## Required task
Restate the entries below word for word, omitting nothing.

Chart and figure data:
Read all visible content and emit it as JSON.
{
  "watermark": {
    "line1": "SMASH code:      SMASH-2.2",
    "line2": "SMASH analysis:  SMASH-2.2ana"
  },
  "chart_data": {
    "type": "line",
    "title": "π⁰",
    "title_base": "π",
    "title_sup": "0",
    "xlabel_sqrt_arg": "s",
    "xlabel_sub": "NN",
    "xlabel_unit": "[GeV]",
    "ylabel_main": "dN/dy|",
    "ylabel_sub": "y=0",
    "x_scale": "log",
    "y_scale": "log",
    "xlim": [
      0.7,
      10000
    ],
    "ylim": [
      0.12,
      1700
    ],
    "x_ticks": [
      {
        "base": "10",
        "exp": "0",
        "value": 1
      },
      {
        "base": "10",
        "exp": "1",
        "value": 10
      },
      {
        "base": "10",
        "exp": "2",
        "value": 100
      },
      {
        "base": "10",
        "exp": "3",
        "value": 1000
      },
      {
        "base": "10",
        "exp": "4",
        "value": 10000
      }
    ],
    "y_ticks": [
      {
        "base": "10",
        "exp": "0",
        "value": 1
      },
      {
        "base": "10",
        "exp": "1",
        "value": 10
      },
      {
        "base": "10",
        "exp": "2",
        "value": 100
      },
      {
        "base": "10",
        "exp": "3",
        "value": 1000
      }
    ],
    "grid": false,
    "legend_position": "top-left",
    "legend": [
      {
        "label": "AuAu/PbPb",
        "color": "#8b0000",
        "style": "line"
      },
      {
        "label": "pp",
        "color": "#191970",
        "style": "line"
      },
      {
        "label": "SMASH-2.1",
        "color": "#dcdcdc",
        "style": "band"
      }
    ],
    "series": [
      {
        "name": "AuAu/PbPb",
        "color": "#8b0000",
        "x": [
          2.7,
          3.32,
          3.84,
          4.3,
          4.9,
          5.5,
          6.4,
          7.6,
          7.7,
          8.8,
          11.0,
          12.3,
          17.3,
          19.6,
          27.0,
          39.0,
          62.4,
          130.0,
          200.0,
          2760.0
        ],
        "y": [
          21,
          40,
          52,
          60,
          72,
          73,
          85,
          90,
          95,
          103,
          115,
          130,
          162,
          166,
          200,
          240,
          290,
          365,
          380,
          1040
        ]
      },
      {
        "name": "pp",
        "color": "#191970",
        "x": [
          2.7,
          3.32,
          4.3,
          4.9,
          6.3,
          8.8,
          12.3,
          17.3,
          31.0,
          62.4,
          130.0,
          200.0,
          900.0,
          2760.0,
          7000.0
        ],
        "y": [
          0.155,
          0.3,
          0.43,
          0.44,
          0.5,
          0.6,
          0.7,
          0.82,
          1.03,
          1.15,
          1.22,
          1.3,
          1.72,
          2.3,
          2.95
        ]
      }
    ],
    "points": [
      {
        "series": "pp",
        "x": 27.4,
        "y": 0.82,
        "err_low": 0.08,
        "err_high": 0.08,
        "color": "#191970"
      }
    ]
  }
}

## Expected answer
Read all visible content and emit it as JSON.
{
  "watermark": {
    "line1": "SMASH code:      SMASH-2.2",
    "line2": "SMASH analysis:  SMASH-2.2ana"
  },
  "chart_data": {
    "type": "line",
    "title": "π⁰",
    "title_base": "π",
    "title_sup": "0",
    "xlabel_sqrt_arg": "s",
    "xlabel_sub": "NN",
    "xlabel_unit": "[GeV]",
    "ylabel_main": "dN/dy|",
    "ylabel_sub": "y=0",
    "x_scale": "log",
    "y_scale": "log",
    "xlim": [
      0.7,
      10000
    ],
    "ylim": [
      0.12,
      1700
    ],
    "x_ticks": [
      {
        "base": "10",
        "exp": "0",
        "value": 1
      },
      {
        "base": "10",
        "exp": "1",
        "value": 10
      },
      {
        "base": "10",
        "exp": "2",
        "value": 100
      },
      {
        "base": "10",
        "exp": "3",
        "value": 1000
      },
      {
        "base": "10",
        "exp": "4",
        "value": 10000
      }
    ],
    "y_ticks": [
      {
        "base": "10",
        "exp": "0",
        "value": 1
      },
      {
        "base": "10",
        "exp": "1",
        "value": 10
      },
      {
        "base": "10",
        "exp": "2",
        "value": 100
      },
      {
        "base": "10",
        "exp": "3",
        "value": 1000
      }
    ],
    "grid": false,
    "legend_position": "top-left",
    "legend": [
      {
        "label": "AuAu/PbPb",
        "color": "#8b0000",
        "style": "line"
      },
      {
        "label": "pp",
        "color": "#191970",
        "style": "line"
      },
      {
        "label": "SMASH-2.1",
        "color": "#dcdcdc",
        "style": "band"
      }
    ],
    "series": [
      {
        "name": "AuAu/PbPb",
        "color": "#8b0000",
        "x": [
          2.7,
          3.32,
          3.84,
          4.3,
          4.9,
          5.5,
          6.4,
          7.6,
          7.7,
          8.8,
          11.0,
          12.3,
          17.3,
          19.6,
          27.0,
          39.0,
          62.4,
          130.0,
          200.0,
          2760.0
        ],
        "y": [
          21,
          40,
          52,
          60,
          72,
          73,
          85,
          90,
          95,
          103,
          115,
          130,
          162,
          166,
          200,
          240,
          290,
          365,
          380,
          1040
        ]
      },
      {
        "name": "pp",
        "color": "#191970",
        "x": [
          2.7,
          3.32,
          4.3,
          4.9,
          6.3,
          8.8,
          12.3,
          17.3,
          31.0,
          62.4,
          130.0,
          200.0,
          900.0,
          2760.0,
          7000.0
        ],
        "y": [
          0.155,
          0.3,
          0.43,
          0.44,
          0.5,
          0.6,
          0.7,
          0.82,
          1.03,
          1.15,
          1.22,
          1.3,
          1.72,
          2.3,
          2.95
        ]
      }
    ],
    "points": [
      {
        "series": "pp",
        "x": 27.4,
        "y": 0.82,
        "err_low": 0.08,
        "err_high": 0.08,
        "color": "#191970"
      }
    ]
  }
}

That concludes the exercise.